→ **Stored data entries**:
==*==

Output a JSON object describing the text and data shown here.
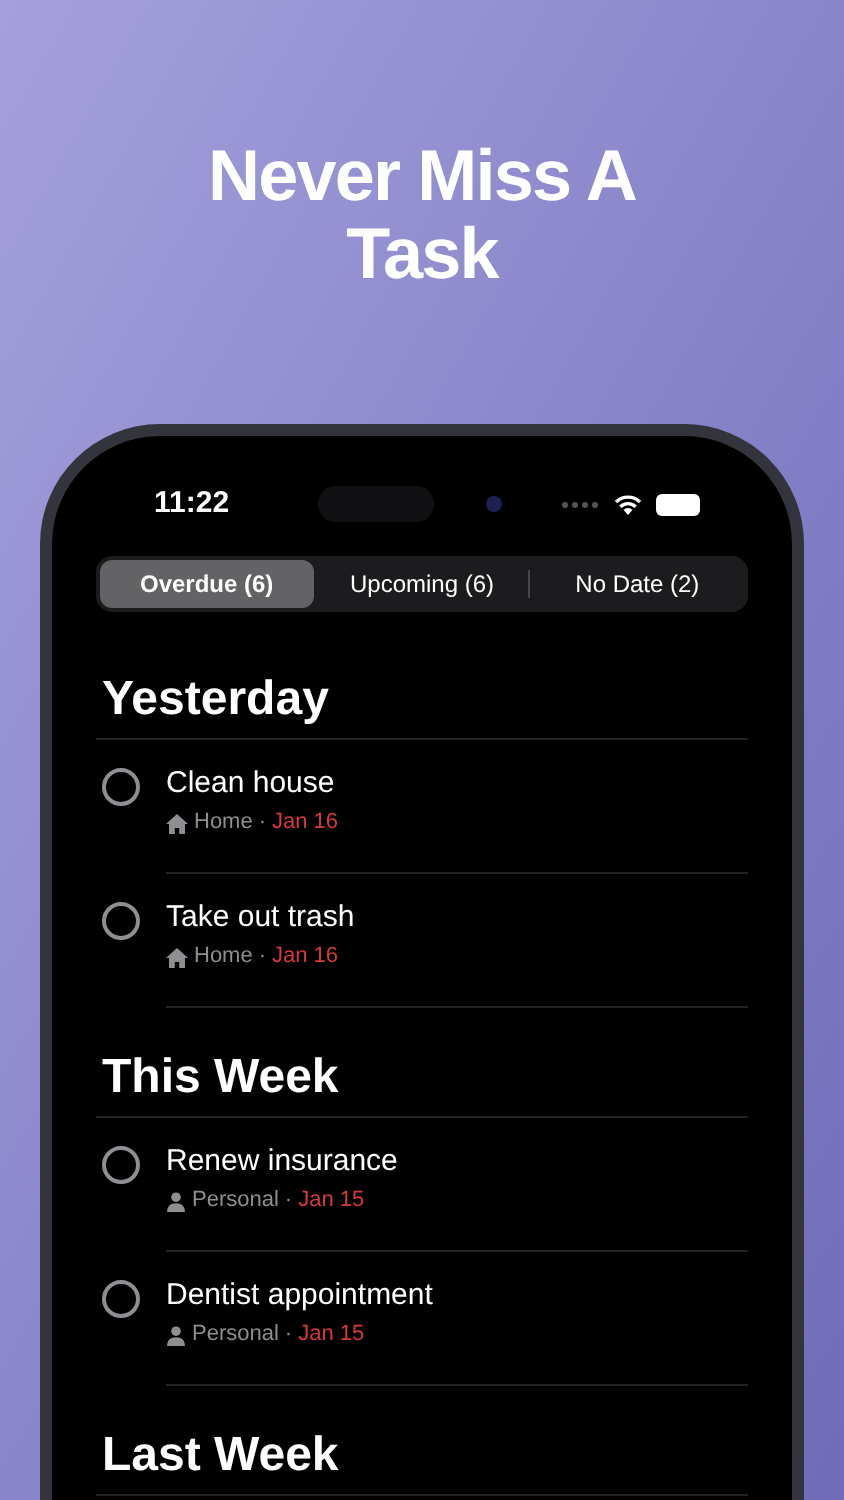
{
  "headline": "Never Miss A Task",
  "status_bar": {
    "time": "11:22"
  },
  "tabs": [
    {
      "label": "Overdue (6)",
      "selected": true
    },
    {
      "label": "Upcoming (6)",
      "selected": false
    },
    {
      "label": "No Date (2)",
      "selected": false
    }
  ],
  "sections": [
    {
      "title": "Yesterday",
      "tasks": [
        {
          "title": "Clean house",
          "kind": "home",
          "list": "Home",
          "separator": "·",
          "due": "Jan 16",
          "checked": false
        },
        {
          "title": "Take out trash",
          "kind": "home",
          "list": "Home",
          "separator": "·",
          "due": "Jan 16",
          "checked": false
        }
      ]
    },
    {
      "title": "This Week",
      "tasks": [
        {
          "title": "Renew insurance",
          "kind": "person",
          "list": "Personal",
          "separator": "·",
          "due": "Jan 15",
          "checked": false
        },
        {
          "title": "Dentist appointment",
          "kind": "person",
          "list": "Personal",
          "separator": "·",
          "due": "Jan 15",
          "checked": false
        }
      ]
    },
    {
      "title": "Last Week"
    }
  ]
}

==*==

Output the entries above exactly. Drop the pictures.

Output a JSON object describing the text and data shown here.
{
  "headline": "Never Miss A Task",
  "status_bar": {
    "time": "11:22"
  },
  "tabs": [
    {
      "label": "Overdue (6)",
      "selected": true
    },
    {
      "label": "Upcoming (6)",
      "selected": false
    },
    {
      "label": "No Date (2)",
      "selected": false
    }
  ],
  "sections": [
    {
      "title": "Yesterday",
      "tasks": [
        {
          "title": "Clean house",
          "kind": "home",
          "list": "Home",
          "separator": "·",
          "due": "Jan 16",
          "checked": false
        },
        {
          "title": "Take out trash",
          "kind": "home",
          "list": "Home",
          "separator": "·",
          "due": "Jan 16",
          "checked": false
        }
      ]
    },
    {
      "title": "This Week",
      "tasks": [
        {
          "title": "Renew insurance",
          "kind": "person",
          "list": "Personal",
          "separator": "·",
          "due": "Jan 15",
          "checked": false
        },
        {
          "title": "Dentist appointment",
          "kind": "person",
          "list": "Personal",
          "separator": "·",
          "due": "Jan 15",
          "checked": false
        }
      ]
    },
    {
      "title": "Last Week"
    }
  ]
}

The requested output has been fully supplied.